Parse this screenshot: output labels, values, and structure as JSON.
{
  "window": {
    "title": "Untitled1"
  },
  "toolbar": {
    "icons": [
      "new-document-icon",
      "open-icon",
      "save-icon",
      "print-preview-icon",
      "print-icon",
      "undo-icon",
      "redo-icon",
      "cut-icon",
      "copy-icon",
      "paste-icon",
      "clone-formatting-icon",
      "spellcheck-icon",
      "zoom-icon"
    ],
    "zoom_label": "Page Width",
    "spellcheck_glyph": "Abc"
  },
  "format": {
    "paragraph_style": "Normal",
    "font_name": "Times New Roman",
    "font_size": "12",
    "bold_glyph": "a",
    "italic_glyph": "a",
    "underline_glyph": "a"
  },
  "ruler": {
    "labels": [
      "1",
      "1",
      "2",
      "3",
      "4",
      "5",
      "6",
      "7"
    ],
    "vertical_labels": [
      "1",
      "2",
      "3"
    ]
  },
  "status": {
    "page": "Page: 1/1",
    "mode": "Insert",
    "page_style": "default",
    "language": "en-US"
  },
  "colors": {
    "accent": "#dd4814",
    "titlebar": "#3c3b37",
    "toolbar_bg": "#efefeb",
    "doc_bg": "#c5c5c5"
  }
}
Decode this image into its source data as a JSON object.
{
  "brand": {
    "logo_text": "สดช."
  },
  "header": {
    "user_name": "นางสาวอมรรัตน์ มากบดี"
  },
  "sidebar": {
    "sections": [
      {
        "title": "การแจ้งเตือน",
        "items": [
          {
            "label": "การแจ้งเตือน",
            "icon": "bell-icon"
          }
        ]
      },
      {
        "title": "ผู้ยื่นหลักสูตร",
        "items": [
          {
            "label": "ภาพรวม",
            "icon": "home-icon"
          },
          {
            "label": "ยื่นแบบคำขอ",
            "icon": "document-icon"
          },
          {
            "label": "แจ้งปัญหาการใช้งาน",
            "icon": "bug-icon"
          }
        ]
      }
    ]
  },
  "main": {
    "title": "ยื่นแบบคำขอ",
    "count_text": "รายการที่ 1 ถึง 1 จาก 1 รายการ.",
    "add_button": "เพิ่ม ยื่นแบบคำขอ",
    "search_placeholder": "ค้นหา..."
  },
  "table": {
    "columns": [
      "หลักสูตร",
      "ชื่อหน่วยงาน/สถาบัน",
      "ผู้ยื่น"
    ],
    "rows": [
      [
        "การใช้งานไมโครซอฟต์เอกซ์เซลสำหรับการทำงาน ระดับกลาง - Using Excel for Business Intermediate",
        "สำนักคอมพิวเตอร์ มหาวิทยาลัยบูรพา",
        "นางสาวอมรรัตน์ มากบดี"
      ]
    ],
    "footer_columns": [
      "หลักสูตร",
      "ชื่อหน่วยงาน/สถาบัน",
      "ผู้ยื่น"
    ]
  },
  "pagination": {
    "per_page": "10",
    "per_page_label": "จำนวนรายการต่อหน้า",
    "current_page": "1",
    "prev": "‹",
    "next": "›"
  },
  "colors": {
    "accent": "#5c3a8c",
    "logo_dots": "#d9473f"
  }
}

Aim of the task: Copy every line in the listing above where the string "this" turns up.

Written answer:
Parse this screenshot: output labels, values, and structure as JSON.
Decode this image into its source data as a JSON object.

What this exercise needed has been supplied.